- Task to complete -
State how many lines hold the string "updates". Give the number and nothing else.

————

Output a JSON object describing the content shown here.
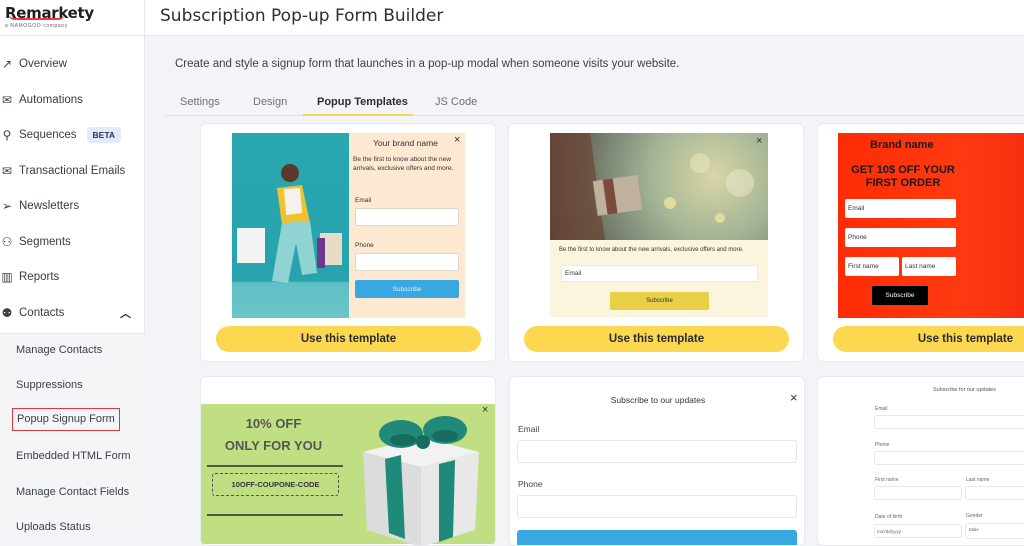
{
  "brand": {
    "logo_text": "Remarkety",
    "logo_subtitle": "a NAMOGOO company"
  },
  "header": {
    "title": "Subscription Pop-up Form Builder"
  },
  "description": "Create and style a signup form that launches in a pop-up modal when someone visits your website.",
  "sidebar": {
    "items": [
      {
        "label": "Overview",
        "icon": "trend-up-icon"
      },
      {
        "label": "Automations",
        "icon": "automation-icon"
      },
      {
        "label": "Sequences",
        "icon": "sequence-icon",
        "badge": "BETA"
      },
      {
        "label": "Transactional Emails",
        "icon": "transactional-email-icon"
      },
      {
        "label": "Newsletters",
        "icon": "paper-plane-icon"
      },
      {
        "label": "Segments",
        "icon": "segments-icon"
      },
      {
        "label": "Reports",
        "icon": "reports-icon"
      },
      {
        "label": "Contacts",
        "icon": "contacts-icon",
        "expanded": true
      }
    ],
    "sub_items": [
      {
        "label": "Manage Contacts"
      },
      {
        "label": "Suppressions"
      },
      {
        "label": "Popup Signup Form",
        "active": true
      },
      {
        "label": "Embedded HTML Form"
      },
      {
        "label": "Manage Contact Fields"
      },
      {
        "label": "Uploads Status"
      }
    ]
  },
  "tabs": [
    {
      "label": "Settings"
    },
    {
      "label": "Design"
    },
    {
      "label": "Popup Templates",
      "active": true
    },
    {
      "label": "JS Code"
    }
  ],
  "templates": {
    "use_label": "Use this template",
    "t1": {
      "brand": "Your brand name",
      "text": "Be the first to know about the new arrivals, exclusive offers and more.",
      "email_label": "Email",
      "phone_label": "Phone",
      "button": "Subscribe",
      "close": "×"
    },
    "t2": {
      "text": "Be the first to know about the new arrivals, exclusive offers and more.",
      "email_placeholder": "Email",
      "button": "Subscribe",
      "close": "×"
    },
    "t3": {
      "brand": "Brand name",
      "headline": "GET 10$ OFF YOUR FIRST ORDER",
      "email_placeholder": "Email",
      "phone_placeholder": "Phone",
      "first_name_placeholder": "First name",
      "last_name_placeholder": "Last name",
      "button": "Subscribe"
    },
    "t4": {
      "line1": "10% OFF",
      "line2": "ONLY FOR YOU",
      "coupon": "10OFF-COUPONE-CODE",
      "close": "×"
    },
    "t5": {
      "title": "Subscribe to our updates",
      "email_label": "Email",
      "phone_label": "Phone",
      "close": "×"
    },
    "t6": {
      "title": "Subscribe for our updates",
      "email_label": "Email",
      "phone_label": "Phone",
      "first_name_label": "First name",
      "last_name_label": "Last name",
      "dob_label": "Date of birth",
      "gender_label": "Gender",
      "dob_placeholder": "mm/dd/yyyy",
      "gender_value": "Male"
    }
  },
  "colors": {
    "accent_yellow": "#fbd84f",
    "active_outline": "#e2353b",
    "subscribe_blue": "#3aa8e0"
  }
}
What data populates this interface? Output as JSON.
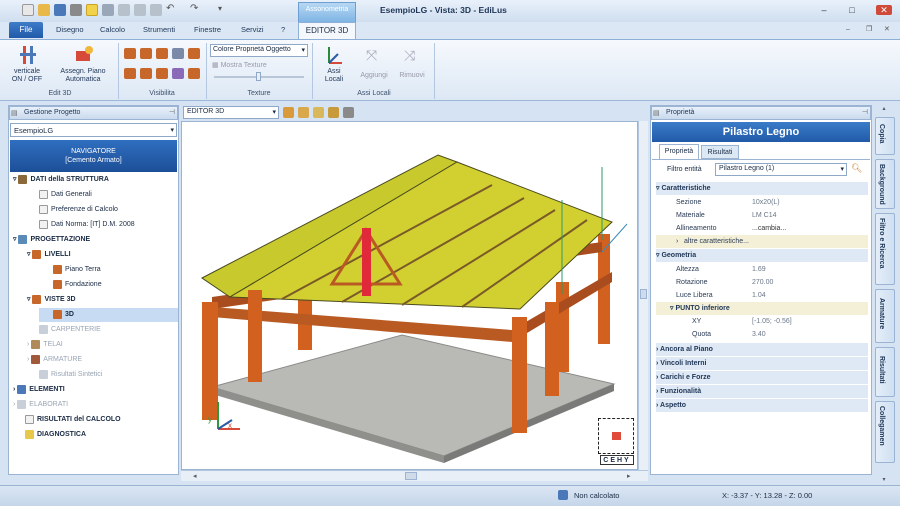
{
  "title": {
    "app": "EsempioLG  -  Vista: 3D  -  EdiLus",
    "contextual_group": "Assonometria"
  },
  "menu": {
    "file": "File",
    "tabs": [
      "Disegno",
      "Calcolo",
      "Strumenti",
      "Finestre",
      "Servizi",
      "?"
    ],
    "active_tab": "EDITOR 3D"
  },
  "ribbon": {
    "verticale": "verticale\nON / OFF",
    "assegn_piano": "Assegn. Piano\nAutomatica",
    "edit3d_label": "Edit 3D",
    "visibilita_label": "Visibilita",
    "color_select": "Colore Proprietà Oggetto",
    "mostra_texture": "Mostra Texture",
    "texture_label": "Texture",
    "assi_locali": "Assi\nLocali",
    "aggiungi": "Aggiungi",
    "rimuovi": "Rimuovi",
    "assi_locali_label": "Assi Locali"
  },
  "left_panel": {
    "title": "Gestione Progetto",
    "project_select": "EsempioLG",
    "navigator_line1": "NAVIGATORE",
    "navigator_line2": "[Cemento Armato]",
    "tree": [
      "DATI della STRUTTURA",
      "Dati Generali",
      "Preferenze di Calcolo",
      "Dati Norma: [IT] D.M. 2008",
      "PROGETTAZIONE",
      "LIVELLI",
      "Piano Terra",
      "Fondazione",
      "VISTE 3D",
      "3D",
      "CARPENTERIE",
      "TELAI",
      "ARMATURE",
      "Risultati Sintetici",
      "ELEMENTI",
      "ELABORATI",
      "RISULTATI del CALCOLO",
      "DIAGNOSTICA"
    ]
  },
  "viewport": {
    "editor_select": "EDITOR 3D",
    "nav_cube_label": "CEHY",
    "axis_x": "x",
    "axis_y": "y"
  },
  "properties": {
    "panel_title": "Proprietà",
    "header": "Pilastro Legno",
    "tabs": [
      "Proprietà",
      "Risultati"
    ],
    "filter_label": "Filtro entità",
    "filter_value": "Pilastro Legno (1)",
    "caratteristiche": "Caratteristiche",
    "sezione_l": "Sezione",
    "sezione_v": "10x20(L)",
    "materiale_l": "Materiale",
    "materiale_v": "LM C14",
    "allineamento_l": "Allineamento",
    "allineamento_v": "...cambia...",
    "altre": "altre caratteristiche...",
    "geometria": "Geometria",
    "altezza_l": "Altezza",
    "altezza_v": "1.69",
    "rotazione_l": "Rotazione",
    "rotazione_v": "270.00",
    "luce_l": "Luce Libera",
    "luce_v": "1.04",
    "punto_inferiore": "PUNTO inferiore",
    "xy_l": "XY",
    "xy_v": "[-1.05; -0.56]",
    "quota_l": "Quota",
    "quota_v": "3.40",
    "ancora": "Ancora al Piano",
    "vincoli": "Vincoli Interni",
    "carichi": "Carichi e Forze",
    "funzionalita": "Funzionalità",
    "aspetto": "Aspetto"
  },
  "side_tabs": [
    "Copia",
    "Background",
    "Filtro e Ricerca",
    "Armature",
    "Risultati",
    "Collegamen"
  ],
  "status": {
    "calc": "Non calcolato",
    "coords": "X: -3.37 - Y: 13.28 - Z: 0.00"
  }
}
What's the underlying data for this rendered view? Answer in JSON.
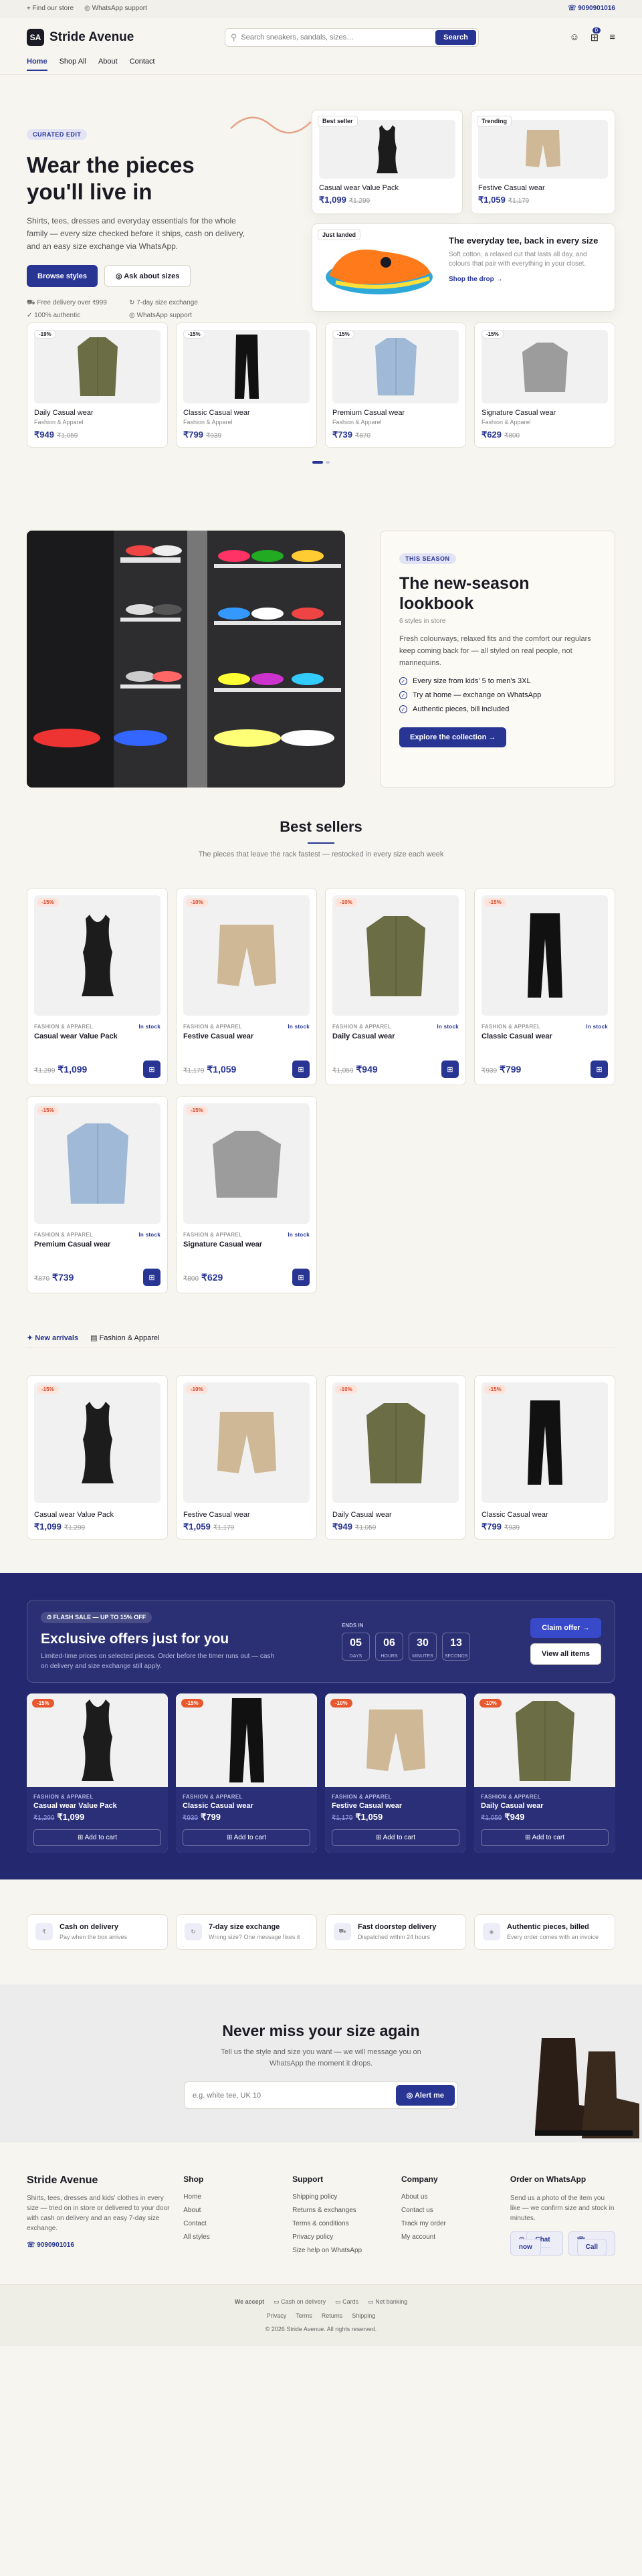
{
  "topbar": {
    "find": "Find our store",
    "wa": "WhatsApp support",
    "phone": "9090901016"
  },
  "header": {
    "logo": "Stride Avenue",
    "search_placeholder": "Search sneakers, sandals, sizes…",
    "search_btn": "Search",
    "cart_count": "0"
  },
  "nav": [
    "Home",
    "Shop All",
    "About",
    "Contact"
  ],
  "hero": {
    "eyebrow": "CURATED EDIT",
    "title": "Wear the pieces you'll live in",
    "lead": "Shirts, tees, dresses and everyday essentials for the whole family — every size checked before it ships, cash on delivery, and an easy size exchange via WhatsApp.",
    "cta1": "Browse styles",
    "cta2": "Ask about sizes",
    "perks": [
      "Free delivery over ₹999",
      "7-day size exchange",
      "100% authentic",
      "WhatsApp support"
    ],
    "card1": {
      "tag": "Best seller",
      "name": "Casual wear Value Pack",
      "price": "₹1,099",
      "old": "₹1,299"
    },
    "card2": {
      "tag": "Trending",
      "name": "Festive Casual wear",
      "price": "₹1,059",
      "old": "₹1,179"
    },
    "feature": {
      "tag": "Just landed",
      "title": "The everyday tee, back in every size",
      "text": "Soft cotton, a relaxed cut that lasts all day, and colours that pair with everything in your closet.",
      "link": "Shop the drop"
    }
  },
  "strip": [
    {
      "disc": "-19%",
      "name": "Daily Casual wear",
      "cat": "Fashion & Apparel",
      "price": "₹949",
      "old": "₹1,059"
    },
    {
      "disc": "-15%",
      "name": "Classic Casual wear",
      "cat": "Fashion & Apparel",
      "price": "₹799",
      "old": "₹939"
    },
    {
      "disc": "-15%",
      "name": "Premium Casual wear",
      "cat": "Fashion & Apparel",
      "price": "₹739",
      "old": "₹870"
    },
    {
      "disc": "-15%",
      "name": "Signature Casual wear",
      "cat": "Fashion & Apparel",
      "price": "₹629",
      "old": "₹800"
    }
  ],
  "lookbook": {
    "tag": "THIS SEASON",
    "title": "The new-season lookbook",
    "sub": "6 styles in store",
    "text": "Fresh colourways, relaxed fits and the comfort our regulars keep coming back for — all styled on real people, not mannequins.",
    "points": [
      "Every size from kids' 5 to men's 3XL",
      "Try at home — exchange on WhatsApp",
      "Authentic pieces, bill included"
    ],
    "cta": "Explore the collection"
  },
  "bestsellers": {
    "title": "Best sellers",
    "sub": "The pieces that leave the rack fastest — restocked in every size each week",
    "items": [
      {
        "disc": "-15%",
        "cat": "FASHION & APPAREL",
        "stock": "In stock",
        "name": "Casual wear Value Pack",
        "price": "₹1,099",
        "old": "₹1,299"
      },
      {
        "disc": "-10%",
        "cat": "FASHION & APPAREL",
        "stock": "In stock",
        "name": "Festive Casual wear",
        "price": "₹1,059",
        "old": "₹1,179"
      },
      {
        "disc": "-10%",
        "cat": "FASHION & APPAREL",
        "stock": "In stock",
        "name": "Daily Casual wear",
        "price": "₹949",
        "old": "₹1,059"
      },
      {
        "disc": "-15%",
        "cat": "FASHION & APPAREL",
        "stock": "In stock",
        "name": "Classic Casual wear",
        "price": "₹799",
        "old": "₹939"
      },
      {
        "disc": "-15%",
        "cat": "FASHION & APPAREL",
        "stock": "In stock",
        "name": "Premium Casual wear",
        "price": "₹739",
        "old": "₹870"
      },
      {
        "disc": "-15%",
        "cat": "FASHION & APPAREL",
        "stock": "In stock",
        "name": "Signature Casual wear",
        "price": "₹629",
        "old": "₹800"
      }
    ]
  },
  "tabs": [
    "New arrivals",
    "Fashion & Apparel"
  ],
  "arrivals": [
    {
      "disc": "-15%",
      "name": "Casual wear Value Pack",
      "price": "₹1,099",
      "old": "₹1,299"
    },
    {
      "disc": "-10%",
      "name": "Festive Casual wear",
      "price": "₹1,059",
      "old": "₹1,179"
    },
    {
      "disc": "-10%",
      "name": "Daily Casual wear",
      "price": "₹949",
      "old": "₹1,059"
    },
    {
      "disc": "-15%",
      "name": "Classic Casual wear",
      "price": "₹799",
      "old": "₹939"
    }
  ],
  "flash": {
    "tag": "FLASH SALE — UP TO 15% OFF",
    "title": "Exclusive offers just for you",
    "text": "Limited-time prices on selected pieces. Order before the timer runs out — cash on delivery and size exchange still apply.",
    "ends": "ENDS IN",
    "count": [
      {
        "v": "05",
        "l": "DAYS"
      },
      {
        "v": "06",
        "l": "HOURS"
      },
      {
        "v": "30",
        "l": "MINUTES"
      },
      {
        "v": "13",
        "l": "SECONDS"
      }
    ],
    "claim": "Claim offer",
    "view": "View all items",
    "atc": "Add to cart",
    "items": [
      {
        "disc": "-15%",
        "cat": "FASHION & APPAREL",
        "name": "Casual wear Value Pack",
        "price": "₹1,099",
        "old": "₹1,299"
      },
      {
        "disc": "-15%",
        "cat": "FASHION & APPAREL",
        "name": "Classic Casual wear",
        "price": "₹799",
        "old": "₹939"
      },
      {
        "disc": "-10%",
        "cat": "FASHION & APPAREL",
        "name": "Festive Casual wear",
        "price": "₹1,059",
        "old": "₹1,179"
      },
      {
        "disc": "-10%",
        "cat": "FASHION & APPAREL",
        "name": "Daily Casual wear",
        "price": "₹949",
        "old": "₹1,059"
      }
    ]
  },
  "benefits": [
    {
      "t": "Cash on delivery",
      "s": "Pay when the box arrives"
    },
    {
      "t": "7-day size exchange",
      "s": "Wrong size? One message fixes it"
    },
    {
      "t": "Fast doorstep delivery",
      "s": "Dispatched within 24 hours"
    },
    {
      "t": "Authentic pieces, billed",
      "s": "Every order comes with an invoice"
    }
  ],
  "newsletter": {
    "title": "Never miss your size again",
    "text": "Tell us the style and size you want — we will message you on WhatsApp the moment it drops.",
    "placeholder": "e.g. white tee, UK 10",
    "btn": "Alert me"
  },
  "footer": {
    "brand": "Stride Avenue",
    "about": "Shirts, tees, dresses and kids' clothes in every size — tried on in store or delivered to your door with cash on delivery and an easy 7-day size exchange.",
    "phone": "9090901016",
    "cols": [
      {
        "h": "Shop",
        "items": [
          "Home",
          "About",
          "Contact",
          "All styles"
        ]
      },
      {
        "h": "Support",
        "items": [
          "Shipping policy",
          "Returns & exchanges",
          "Terms & conditions",
          "Privacy policy",
          "Size help on WhatsApp"
        ]
      },
      {
        "h": "Company",
        "items": [
          "About us",
          "Contact us",
          "Track my order",
          "My account"
        ]
      }
    ],
    "wa_title": "Order on WhatsApp",
    "wa_text": "Send us a photo of the item you like — we confirm size and stock in minutes.",
    "chat": "Chat now",
    "call": "Call",
    "accept": "We accept",
    "pay": [
      "Cash on delivery",
      "Cards",
      "Net banking"
    ],
    "legal": [
      "Privacy",
      "Terms",
      "Returns",
      "Shipping"
    ],
    "copy": "© 2026 Stride Avenue. All rights reserved."
  }
}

————

- Full solution -
2